--- begin ---

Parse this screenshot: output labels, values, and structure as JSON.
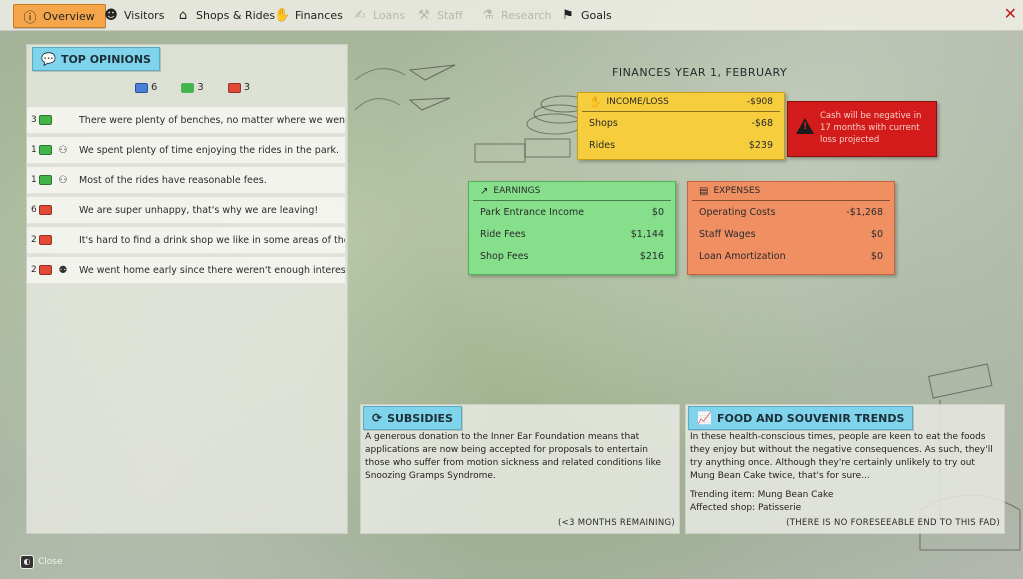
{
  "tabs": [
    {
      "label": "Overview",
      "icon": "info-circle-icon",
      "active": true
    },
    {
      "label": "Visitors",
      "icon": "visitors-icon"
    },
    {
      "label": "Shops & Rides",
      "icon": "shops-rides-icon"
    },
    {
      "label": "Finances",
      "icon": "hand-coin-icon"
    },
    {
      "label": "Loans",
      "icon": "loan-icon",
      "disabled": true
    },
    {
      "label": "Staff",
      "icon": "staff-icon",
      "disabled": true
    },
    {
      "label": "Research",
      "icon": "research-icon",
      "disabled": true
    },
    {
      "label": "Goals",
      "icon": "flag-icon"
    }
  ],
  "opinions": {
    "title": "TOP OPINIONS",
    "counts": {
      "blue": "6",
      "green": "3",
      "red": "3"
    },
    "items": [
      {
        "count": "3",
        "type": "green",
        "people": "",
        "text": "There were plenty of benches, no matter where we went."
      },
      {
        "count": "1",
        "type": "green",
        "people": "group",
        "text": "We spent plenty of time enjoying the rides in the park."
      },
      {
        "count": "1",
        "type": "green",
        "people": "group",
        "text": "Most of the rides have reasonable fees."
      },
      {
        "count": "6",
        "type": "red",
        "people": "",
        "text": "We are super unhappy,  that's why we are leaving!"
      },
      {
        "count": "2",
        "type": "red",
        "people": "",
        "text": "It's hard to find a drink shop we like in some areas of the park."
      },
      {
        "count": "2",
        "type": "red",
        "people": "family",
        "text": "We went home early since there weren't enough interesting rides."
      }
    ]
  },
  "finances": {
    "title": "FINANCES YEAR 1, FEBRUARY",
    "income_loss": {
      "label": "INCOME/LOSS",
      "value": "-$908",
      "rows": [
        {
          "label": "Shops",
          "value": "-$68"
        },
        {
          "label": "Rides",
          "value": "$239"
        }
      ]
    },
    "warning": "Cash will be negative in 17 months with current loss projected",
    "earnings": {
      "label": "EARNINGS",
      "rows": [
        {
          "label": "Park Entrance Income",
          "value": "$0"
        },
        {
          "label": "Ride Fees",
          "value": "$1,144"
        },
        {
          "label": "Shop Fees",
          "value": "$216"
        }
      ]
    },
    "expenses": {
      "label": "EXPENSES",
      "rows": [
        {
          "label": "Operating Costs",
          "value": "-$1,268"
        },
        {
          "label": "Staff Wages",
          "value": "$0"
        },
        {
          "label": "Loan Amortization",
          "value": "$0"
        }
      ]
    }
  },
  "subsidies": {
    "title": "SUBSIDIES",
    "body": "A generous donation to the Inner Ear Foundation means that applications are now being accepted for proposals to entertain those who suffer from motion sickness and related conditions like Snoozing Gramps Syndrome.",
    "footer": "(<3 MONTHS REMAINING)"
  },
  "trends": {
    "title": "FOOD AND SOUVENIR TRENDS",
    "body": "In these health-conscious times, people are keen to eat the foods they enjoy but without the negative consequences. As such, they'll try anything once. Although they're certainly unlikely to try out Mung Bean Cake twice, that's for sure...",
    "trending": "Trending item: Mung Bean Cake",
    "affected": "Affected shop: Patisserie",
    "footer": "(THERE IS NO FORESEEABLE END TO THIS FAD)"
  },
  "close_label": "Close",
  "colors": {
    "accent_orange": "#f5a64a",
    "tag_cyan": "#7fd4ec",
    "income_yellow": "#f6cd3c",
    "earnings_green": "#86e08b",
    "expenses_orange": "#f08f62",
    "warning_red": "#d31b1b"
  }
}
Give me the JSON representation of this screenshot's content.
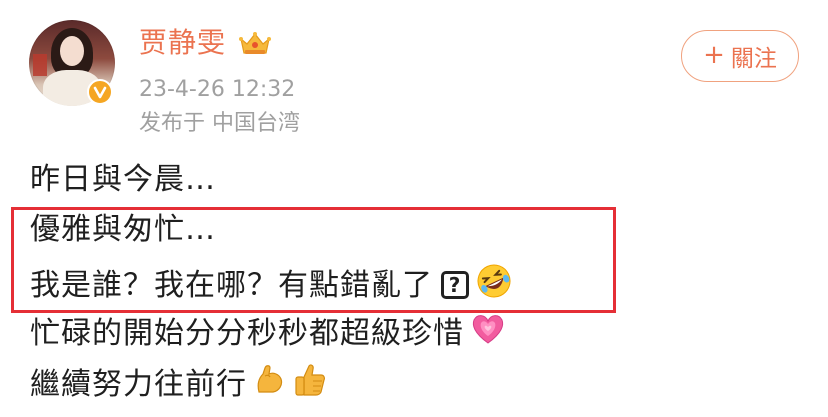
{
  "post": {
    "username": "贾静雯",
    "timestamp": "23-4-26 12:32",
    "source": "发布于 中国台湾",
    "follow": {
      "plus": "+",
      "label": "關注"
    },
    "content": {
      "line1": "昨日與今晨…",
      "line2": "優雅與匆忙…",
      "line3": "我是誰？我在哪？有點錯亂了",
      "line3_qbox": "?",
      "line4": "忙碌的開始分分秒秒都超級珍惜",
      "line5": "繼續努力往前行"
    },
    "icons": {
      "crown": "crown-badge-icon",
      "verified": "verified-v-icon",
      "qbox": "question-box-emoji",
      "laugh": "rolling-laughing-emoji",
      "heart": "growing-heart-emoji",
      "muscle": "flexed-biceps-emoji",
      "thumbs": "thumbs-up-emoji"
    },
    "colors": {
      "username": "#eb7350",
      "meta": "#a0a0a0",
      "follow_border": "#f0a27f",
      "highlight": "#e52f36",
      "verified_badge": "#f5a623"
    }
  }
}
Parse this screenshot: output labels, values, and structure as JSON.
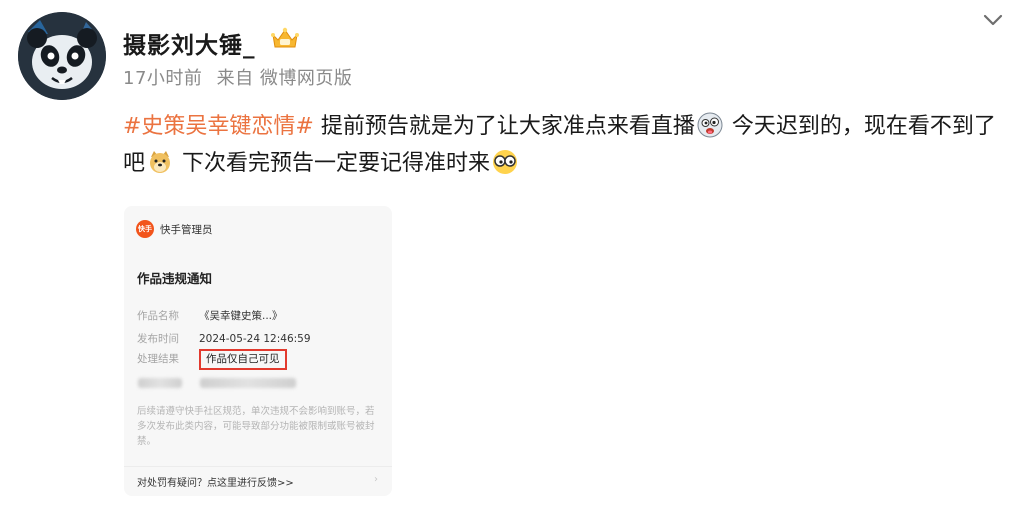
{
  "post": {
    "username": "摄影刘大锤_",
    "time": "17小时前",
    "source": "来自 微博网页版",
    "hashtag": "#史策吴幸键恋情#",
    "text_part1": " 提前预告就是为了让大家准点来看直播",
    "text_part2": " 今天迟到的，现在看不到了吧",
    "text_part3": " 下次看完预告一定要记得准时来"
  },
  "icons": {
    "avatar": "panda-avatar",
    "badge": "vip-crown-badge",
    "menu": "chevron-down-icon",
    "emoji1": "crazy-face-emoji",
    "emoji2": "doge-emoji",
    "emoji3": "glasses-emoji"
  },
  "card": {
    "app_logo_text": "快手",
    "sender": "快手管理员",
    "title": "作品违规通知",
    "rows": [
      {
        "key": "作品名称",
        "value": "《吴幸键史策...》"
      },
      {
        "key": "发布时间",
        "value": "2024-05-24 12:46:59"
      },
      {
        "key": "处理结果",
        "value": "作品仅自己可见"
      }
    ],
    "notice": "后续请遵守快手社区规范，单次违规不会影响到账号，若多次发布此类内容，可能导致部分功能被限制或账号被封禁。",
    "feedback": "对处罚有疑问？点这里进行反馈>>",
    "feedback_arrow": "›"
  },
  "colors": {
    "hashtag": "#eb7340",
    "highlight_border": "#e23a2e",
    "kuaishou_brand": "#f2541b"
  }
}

--- end ---

Exercise description: All of the records above must be copied exactly, except for the pictures.

Response to the task:
Parse this screenshot: output labels, values, and structure as JSON.
{
  "tabs": [
    {
      "label": "Overview",
      "icon": "info-circle-icon",
      "active": true
    },
    {
      "label": "Visitors",
      "icon": "visitors-icon"
    },
    {
      "label": "Shops & Rides",
      "icon": "shops-rides-icon"
    },
    {
      "label": "Finances",
      "icon": "hand-coin-icon"
    },
    {
      "label": "Loans",
      "icon": "loan-icon",
      "disabled": true
    },
    {
      "label": "Staff",
      "icon": "staff-icon",
      "disabled": true
    },
    {
      "label": "Research",
      "icon": "research-icon",
      "disabled": true
    },
    {
      "label": "Goals",
      "icon": "flag-icon"
    }
  ],
  "opinions": {
    "title": "TOP OPINIONS",
    "counts": {
      "blue": "6",
      "green": "3",
      "red": "3"
    },
    "items": [
      {
        "count": "3",
        "type": "green",
        "people": "",
        "text": "There were plenty of benches, no matter where we went."
      },
      {
        "count": "1",
        "type": "green",
        "people": "group",
        "text": "We spent plenty of time enjoying the rides in the park."
      },
      {
        "count": "1",
        "type": "green",
        "people": "group",
        "text": "Most of the rides have reasonable fees."
      },
      {
        "count": "6",
        "type": "red",
        "people": "",
        "text": "We are super unhappy,  that's why we are leaving!"
      },
      {
        "count": "2",
        "type": "red",
        "people": "",
        "text": "It's hard to find a drink shop we like in some areas of the park."
      },
      {
        "count": "2",
        "type": "red",
        "people": "family",
        "text": "We went home early since there weren't enough interesting rides."
      }
    ]
  },
  "finances": {
    "title": "FINANCES YEAR 1, FEBRUARY",
    "income_loss": {
      "label": "INCOME/LOSS",
      "value": "-$908",
      "rows": [
        {
          "label": "Shops",
          "value": "-$68"
        },
        {
          "label": "Rides",
          "value": "$239"
        }
      ]
    },
    "warning": "Cash will be negative in 17 months with current loss projected",
    "earnings": {
      "label": "EARNINGS",
      "rows": [
        {
          "label": "Park Entrance Income",
          "value": "$0"
        },
        {
          "label": "Ride Fees",
          "value": "$1,144"
        },
        {
          "label": "Shop Fees",
          "value": "$216"
        }
      ]
    },
    "expenses": {
      "label": "EXPENSES",
      "rows": [
        {
          "label": "Operating Costs",
          "value": "-$1,268"
        },
        {
          "label": "Staff Wages",
          "value": "$0"
        },
        {
          "label": "Loan Amortization",
          "value": "$0"
        }
      ]
    }
  },
  "subsidies": {
    "title": "SUBSIDIES",
    "body": "A generous donation to the Inner Ear Foundation means that applications are now being accepted for proposals to entertain those who suffer from motion sickness and related conditions like Snoozing Gramps Syndrome.",
    "footer": "(<3 MONTHS REMAINING)"
  },
  "trends": {
    "title": "FOOD AND SOUVENIR TRENDS",
    "body": "In these health-conscious times, people are keen to eat the foods they enjoy but without the negative consequences. As such, they'll try anything once. Although they're certainly unlikely to try out Mung Bean Cake twice, that's for sure...",
    "trending": "Trending item: Mung Bean Cake",
    "affected": "Affected shop: Patisserie",
    "footer": "(THERE IS NO FORESEEABLE END TO THIS FAD)"
  },
  "close_label": "Close",
  "colors": {
    "accent_orange": "#f5a64a",
    "tag_cyan": "#7fd4ec",
    "income_yellow": "#f6cd3c",
    "earnings_green": "#86e08b",
    "expenses_orange": "#f08f62",
    "warning_red": "#d31b1b"
  }
}
Give me the JSON representation of this screenshot's content.
{
  "post": {
    "username": "贾静雯",
    "timestamp": "23-4-26 12:32",
    "source": "发布于 中国台湾",
    "follow": {
      "plus": "+",
      "label": "關注"
    },
    "content": {
      "line1": "昨日與今晨…",
      "line2": "優雅與匆忙…",
      "line3": "我是誰？我在哪？有點錯亂了",
      "line3_qbox": "?",
      "line4": "忙碌的開始分分秒秒都超級珍惜",
      "line5": "繼續努力往前行"
    },
    "icons": {
      "crown": "crown-badge-icon",
      "verified": "verified-v-icon",
      "qbox": "question-box-emoji",
      "laugh": "rolling-laughing-emoji",
      "heart": "growing-heart-emoji",
      "muscle": "flexed-biceps-emoji",
      "thumbs": "thumbs-up-emoji"
    },
    "colors": {
      "username": "#eb7350",
      "meta": "#a0a0a0",
      "follow_border": "#f0a27f",
      "highlight": "#e52f36",
      "verified_badge": "#f5a623"
    }
  }
}
Parse this screenshot: output labels, values, and structure as JSON.
{
  "post": {
    "username": "摄影刘大锤_",
    "time": "17小时前",
    "source": "来自 微博网页版",
    "hashtag": "#史策吴幸键恋情#",
    "text_part1": " 提前预告就是为了让大家准点来看直播",
    "text_part2": " 今天迟到的，现在看不到了吧",
    "text_part3": " 下次看完预告一定要记得准时来"
  },
  "icons": {
    "avatar": "panda-avatar",
    "badge": "vip-crown-badge",
    "menu": "chevron-down-icon",
    "emoji1": "crazy-face-emoji",
    "emoji2": "doge-emoji",
    "emoji3": "glasses-emoji"
  },
  "card": {
    "app_logo_text": "快手",
    "sender": "快手管理员",
    "title": "作品违规通知",
    "rows": [
      {
        "key": "作品名称",
        "value": "《吴幸键史策...》"
      },
      {
        "key": "发布时间",
        "value": "2024-05-24 12:46:59"
      },
      {
        "key": "处理结果",
        "value": "作品仅自己可见"
      }
    ],
    "notice": "后续请遵守快手社区规范，单次违规不会影响到账号，若多次发布此类内容，可能导致部分功能被限制或账号被封禁。",
    "feedback": "对处罚有疑问？点这里进行反馈>>",
    "feedback_arrow": "›"
  },
  "colors": {
    "hashtag": "#eb7340",
    "highlight_border": "#e23a2e",
    "kuaishou_brand": "#f2541b"
  }
}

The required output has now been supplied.